▶ _Task brief_
Within the listing below, locate all lines containing the word "page". Copy each one.

[Dataset excerpts]
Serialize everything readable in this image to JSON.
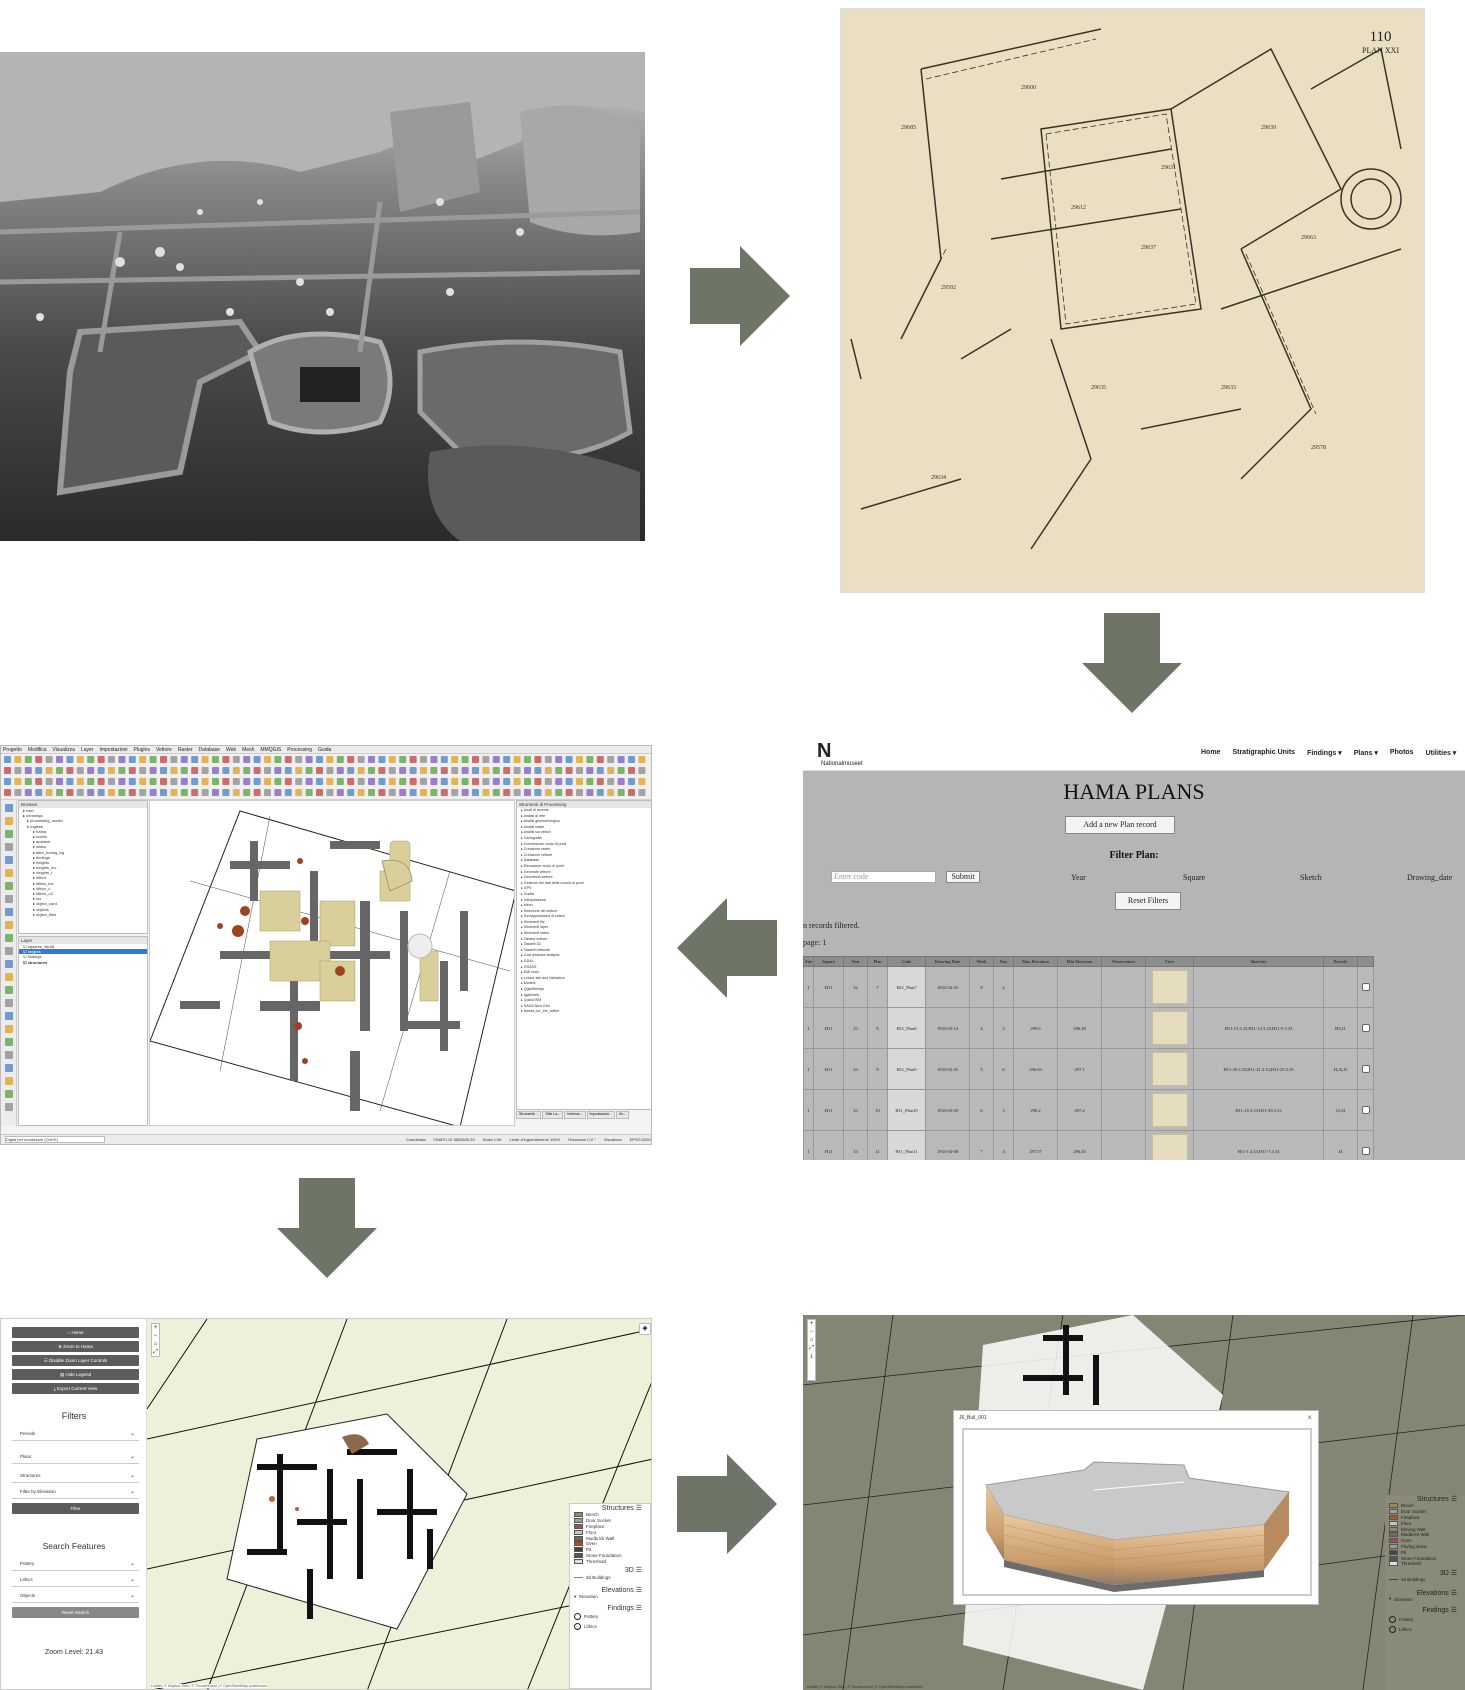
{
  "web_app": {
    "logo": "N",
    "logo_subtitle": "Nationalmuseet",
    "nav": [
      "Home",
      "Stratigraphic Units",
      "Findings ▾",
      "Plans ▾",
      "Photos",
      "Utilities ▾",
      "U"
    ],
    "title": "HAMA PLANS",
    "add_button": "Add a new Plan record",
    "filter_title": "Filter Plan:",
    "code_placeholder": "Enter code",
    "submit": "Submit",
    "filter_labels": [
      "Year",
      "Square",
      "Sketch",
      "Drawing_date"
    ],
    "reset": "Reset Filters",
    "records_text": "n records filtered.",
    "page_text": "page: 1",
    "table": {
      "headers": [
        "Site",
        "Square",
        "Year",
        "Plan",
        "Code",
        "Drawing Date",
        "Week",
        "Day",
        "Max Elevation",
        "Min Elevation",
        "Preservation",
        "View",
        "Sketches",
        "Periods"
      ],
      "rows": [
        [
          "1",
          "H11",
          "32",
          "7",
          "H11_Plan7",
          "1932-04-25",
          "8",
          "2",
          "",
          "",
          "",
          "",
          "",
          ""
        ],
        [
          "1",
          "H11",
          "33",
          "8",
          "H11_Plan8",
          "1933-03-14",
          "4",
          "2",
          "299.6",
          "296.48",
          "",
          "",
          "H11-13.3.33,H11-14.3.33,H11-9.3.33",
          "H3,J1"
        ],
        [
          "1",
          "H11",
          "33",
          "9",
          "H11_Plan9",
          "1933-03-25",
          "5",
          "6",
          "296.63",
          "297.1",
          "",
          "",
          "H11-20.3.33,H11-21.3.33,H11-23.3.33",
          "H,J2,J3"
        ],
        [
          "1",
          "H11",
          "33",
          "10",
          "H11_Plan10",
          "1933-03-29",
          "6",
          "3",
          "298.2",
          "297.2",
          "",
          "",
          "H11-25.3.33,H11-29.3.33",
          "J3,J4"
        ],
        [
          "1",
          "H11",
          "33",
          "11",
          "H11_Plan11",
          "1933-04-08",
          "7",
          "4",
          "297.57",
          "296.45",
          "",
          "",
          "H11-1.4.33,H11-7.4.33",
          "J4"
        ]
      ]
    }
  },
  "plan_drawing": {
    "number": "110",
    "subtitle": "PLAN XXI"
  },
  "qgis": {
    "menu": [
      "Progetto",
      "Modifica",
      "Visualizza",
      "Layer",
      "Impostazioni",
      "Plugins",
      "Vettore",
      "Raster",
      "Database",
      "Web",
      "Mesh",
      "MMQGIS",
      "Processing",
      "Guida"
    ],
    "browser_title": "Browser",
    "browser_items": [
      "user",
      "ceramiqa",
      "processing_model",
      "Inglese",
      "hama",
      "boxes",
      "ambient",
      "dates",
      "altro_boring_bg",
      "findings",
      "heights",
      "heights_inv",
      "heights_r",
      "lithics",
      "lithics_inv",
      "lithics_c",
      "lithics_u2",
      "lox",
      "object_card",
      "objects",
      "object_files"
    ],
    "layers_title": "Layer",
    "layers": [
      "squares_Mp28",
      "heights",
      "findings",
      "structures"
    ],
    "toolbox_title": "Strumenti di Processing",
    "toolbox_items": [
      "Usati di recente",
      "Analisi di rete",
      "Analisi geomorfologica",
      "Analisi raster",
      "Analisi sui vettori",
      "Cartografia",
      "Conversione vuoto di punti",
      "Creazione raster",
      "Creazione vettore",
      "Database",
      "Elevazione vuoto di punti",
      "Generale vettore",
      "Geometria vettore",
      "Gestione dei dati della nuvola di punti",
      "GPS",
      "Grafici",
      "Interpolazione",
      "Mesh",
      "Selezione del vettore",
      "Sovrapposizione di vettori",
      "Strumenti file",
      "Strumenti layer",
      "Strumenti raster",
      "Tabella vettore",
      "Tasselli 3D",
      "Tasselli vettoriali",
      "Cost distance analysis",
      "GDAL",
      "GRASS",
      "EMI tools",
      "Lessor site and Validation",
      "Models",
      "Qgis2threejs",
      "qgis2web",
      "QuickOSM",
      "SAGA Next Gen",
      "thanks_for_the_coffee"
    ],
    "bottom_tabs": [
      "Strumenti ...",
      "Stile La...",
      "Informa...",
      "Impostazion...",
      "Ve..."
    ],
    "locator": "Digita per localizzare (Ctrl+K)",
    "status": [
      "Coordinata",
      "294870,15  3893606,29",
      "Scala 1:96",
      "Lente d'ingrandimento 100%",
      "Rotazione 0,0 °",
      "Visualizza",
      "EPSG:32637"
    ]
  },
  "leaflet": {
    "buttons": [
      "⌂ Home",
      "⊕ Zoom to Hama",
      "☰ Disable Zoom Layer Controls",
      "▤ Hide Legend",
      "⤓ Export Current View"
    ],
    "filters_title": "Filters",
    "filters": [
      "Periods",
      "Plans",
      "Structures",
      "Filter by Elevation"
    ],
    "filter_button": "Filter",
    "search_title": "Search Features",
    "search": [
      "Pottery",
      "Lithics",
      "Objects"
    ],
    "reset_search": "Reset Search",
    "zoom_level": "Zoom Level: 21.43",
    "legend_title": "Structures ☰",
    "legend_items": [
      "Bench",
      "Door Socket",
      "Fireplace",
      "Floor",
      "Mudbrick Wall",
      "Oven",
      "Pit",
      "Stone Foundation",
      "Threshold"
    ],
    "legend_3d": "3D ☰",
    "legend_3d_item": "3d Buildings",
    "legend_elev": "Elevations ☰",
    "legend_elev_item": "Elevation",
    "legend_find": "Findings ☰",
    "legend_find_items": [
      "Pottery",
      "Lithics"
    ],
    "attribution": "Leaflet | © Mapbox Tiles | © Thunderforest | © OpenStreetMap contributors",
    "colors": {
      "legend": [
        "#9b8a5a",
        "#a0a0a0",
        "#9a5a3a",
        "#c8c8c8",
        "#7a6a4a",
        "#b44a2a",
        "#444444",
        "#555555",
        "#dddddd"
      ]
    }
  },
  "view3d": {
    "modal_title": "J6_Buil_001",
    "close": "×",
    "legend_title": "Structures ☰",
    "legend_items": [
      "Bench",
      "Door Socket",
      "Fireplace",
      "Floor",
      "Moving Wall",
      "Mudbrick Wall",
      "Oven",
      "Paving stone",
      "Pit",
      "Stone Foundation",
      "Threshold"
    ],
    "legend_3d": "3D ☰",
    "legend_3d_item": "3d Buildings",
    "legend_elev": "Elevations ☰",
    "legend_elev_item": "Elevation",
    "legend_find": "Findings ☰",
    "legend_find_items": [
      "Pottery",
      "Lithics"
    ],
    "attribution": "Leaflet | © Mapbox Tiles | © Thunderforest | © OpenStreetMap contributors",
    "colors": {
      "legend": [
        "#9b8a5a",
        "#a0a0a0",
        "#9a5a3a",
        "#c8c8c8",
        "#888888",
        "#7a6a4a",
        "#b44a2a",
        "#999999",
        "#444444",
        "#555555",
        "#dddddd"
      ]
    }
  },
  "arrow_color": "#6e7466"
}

* * *

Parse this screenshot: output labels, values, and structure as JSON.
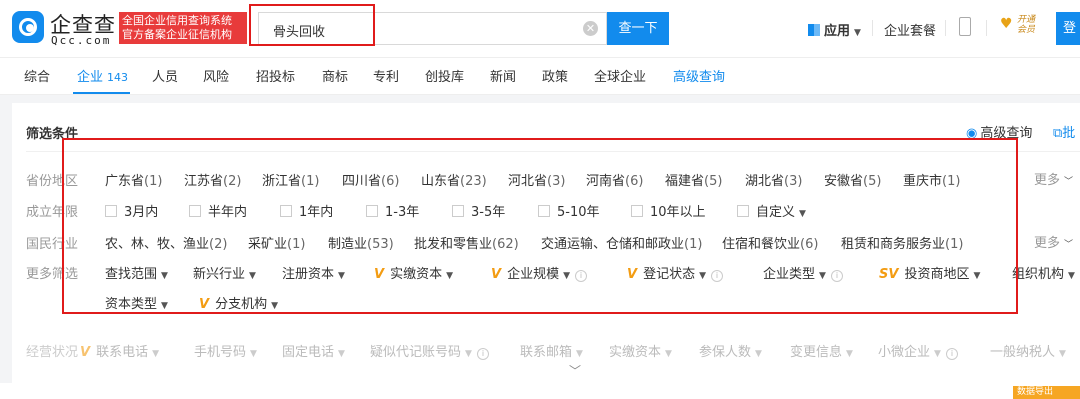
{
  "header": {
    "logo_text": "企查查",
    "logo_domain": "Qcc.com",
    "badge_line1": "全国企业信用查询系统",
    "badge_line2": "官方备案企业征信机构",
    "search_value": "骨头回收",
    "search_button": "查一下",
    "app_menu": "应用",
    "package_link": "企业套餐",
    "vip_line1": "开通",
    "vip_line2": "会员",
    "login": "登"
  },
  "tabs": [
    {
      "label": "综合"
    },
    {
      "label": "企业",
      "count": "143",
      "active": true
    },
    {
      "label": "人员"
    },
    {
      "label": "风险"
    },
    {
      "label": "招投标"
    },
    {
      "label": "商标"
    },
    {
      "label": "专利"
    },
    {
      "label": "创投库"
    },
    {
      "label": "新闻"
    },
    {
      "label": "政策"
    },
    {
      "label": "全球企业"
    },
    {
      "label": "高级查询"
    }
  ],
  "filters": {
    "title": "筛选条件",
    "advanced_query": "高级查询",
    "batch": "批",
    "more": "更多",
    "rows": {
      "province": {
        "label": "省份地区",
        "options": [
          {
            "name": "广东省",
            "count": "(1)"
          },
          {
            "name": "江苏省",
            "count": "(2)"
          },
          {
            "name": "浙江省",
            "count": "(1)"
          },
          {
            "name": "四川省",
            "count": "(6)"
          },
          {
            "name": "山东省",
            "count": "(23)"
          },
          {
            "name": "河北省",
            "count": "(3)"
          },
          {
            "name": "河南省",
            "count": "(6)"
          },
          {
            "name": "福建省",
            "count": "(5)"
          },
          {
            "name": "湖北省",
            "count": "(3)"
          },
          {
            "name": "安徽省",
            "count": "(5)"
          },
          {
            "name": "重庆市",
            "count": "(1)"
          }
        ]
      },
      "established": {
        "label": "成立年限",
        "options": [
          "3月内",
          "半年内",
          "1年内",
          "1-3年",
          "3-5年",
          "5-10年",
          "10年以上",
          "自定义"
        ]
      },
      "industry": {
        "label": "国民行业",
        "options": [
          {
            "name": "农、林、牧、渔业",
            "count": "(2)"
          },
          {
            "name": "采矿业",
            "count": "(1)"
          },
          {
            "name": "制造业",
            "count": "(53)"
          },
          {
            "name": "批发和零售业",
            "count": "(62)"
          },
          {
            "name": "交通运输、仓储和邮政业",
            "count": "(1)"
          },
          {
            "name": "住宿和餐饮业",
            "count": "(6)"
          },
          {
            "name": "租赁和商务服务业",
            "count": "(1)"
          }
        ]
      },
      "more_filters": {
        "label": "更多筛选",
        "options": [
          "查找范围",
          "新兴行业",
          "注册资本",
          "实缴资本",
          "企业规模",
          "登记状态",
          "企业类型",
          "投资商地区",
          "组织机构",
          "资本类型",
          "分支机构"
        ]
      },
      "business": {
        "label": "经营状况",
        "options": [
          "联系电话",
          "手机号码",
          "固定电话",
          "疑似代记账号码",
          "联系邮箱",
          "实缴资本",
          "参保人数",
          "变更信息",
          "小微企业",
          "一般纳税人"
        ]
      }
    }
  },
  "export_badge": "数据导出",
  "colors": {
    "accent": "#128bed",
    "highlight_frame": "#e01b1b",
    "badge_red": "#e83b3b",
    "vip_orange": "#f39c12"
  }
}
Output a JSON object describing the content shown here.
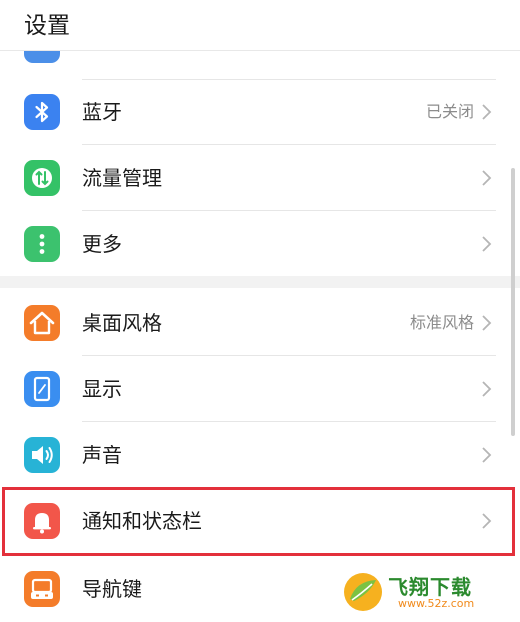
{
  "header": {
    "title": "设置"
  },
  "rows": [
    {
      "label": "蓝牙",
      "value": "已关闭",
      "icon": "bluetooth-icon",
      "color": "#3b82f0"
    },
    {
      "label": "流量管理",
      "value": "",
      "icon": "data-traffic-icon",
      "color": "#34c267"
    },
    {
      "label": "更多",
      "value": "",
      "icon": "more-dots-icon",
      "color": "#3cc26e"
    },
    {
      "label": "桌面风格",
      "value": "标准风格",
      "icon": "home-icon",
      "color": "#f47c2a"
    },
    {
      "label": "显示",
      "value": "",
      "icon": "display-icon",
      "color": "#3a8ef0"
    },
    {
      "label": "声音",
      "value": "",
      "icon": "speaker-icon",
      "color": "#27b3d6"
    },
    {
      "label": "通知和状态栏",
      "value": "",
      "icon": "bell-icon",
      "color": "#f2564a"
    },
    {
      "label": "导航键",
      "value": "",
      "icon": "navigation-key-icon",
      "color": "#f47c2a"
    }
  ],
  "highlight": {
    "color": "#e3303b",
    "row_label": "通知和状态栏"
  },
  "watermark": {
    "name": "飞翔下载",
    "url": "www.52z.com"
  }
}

...

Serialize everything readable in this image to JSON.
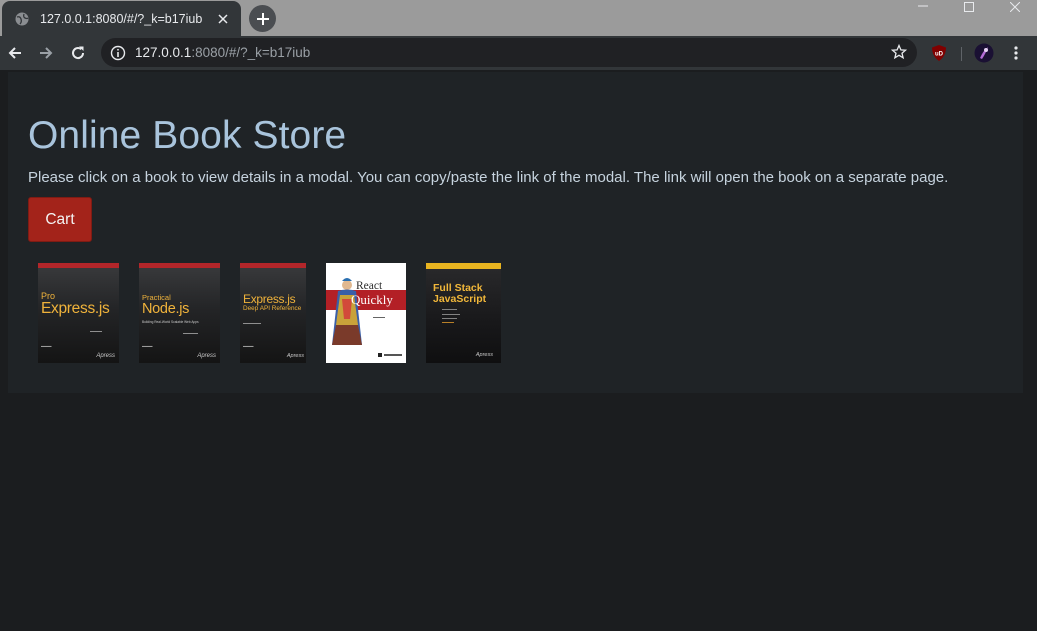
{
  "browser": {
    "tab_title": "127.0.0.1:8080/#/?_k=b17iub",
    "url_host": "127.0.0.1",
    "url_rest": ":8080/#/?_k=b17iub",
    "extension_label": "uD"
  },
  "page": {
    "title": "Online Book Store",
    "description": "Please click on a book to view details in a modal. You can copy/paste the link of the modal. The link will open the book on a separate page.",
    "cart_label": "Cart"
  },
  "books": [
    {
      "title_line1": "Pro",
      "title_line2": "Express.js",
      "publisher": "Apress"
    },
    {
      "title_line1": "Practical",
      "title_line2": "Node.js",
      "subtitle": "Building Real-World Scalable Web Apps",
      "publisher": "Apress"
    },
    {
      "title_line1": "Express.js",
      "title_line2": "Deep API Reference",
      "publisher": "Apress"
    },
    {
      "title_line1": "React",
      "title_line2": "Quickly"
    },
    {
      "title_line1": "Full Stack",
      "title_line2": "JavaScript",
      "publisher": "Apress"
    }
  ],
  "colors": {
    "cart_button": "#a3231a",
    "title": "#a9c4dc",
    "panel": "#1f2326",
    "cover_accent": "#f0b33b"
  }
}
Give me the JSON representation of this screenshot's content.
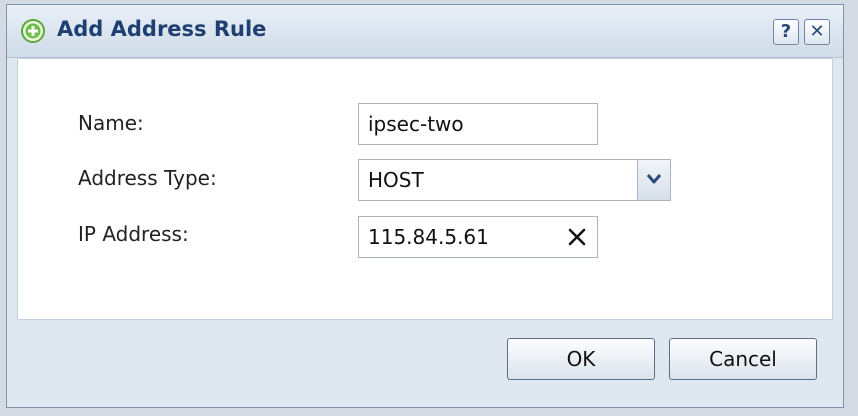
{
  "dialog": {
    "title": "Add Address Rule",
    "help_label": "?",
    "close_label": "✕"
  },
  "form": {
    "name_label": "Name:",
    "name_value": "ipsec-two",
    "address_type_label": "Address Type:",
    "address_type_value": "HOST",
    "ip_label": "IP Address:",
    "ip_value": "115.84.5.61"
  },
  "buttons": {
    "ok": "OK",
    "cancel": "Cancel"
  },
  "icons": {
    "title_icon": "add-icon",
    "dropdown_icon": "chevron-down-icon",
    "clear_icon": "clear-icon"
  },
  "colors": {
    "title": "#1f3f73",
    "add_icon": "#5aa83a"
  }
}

▶ _Completed exercise_
    "page_text": "page: 1",
  "page": {
    "description": "Please click on a book to view details in a modal. You can copy/paste the link of the modal. The link will open the book on a separate page.",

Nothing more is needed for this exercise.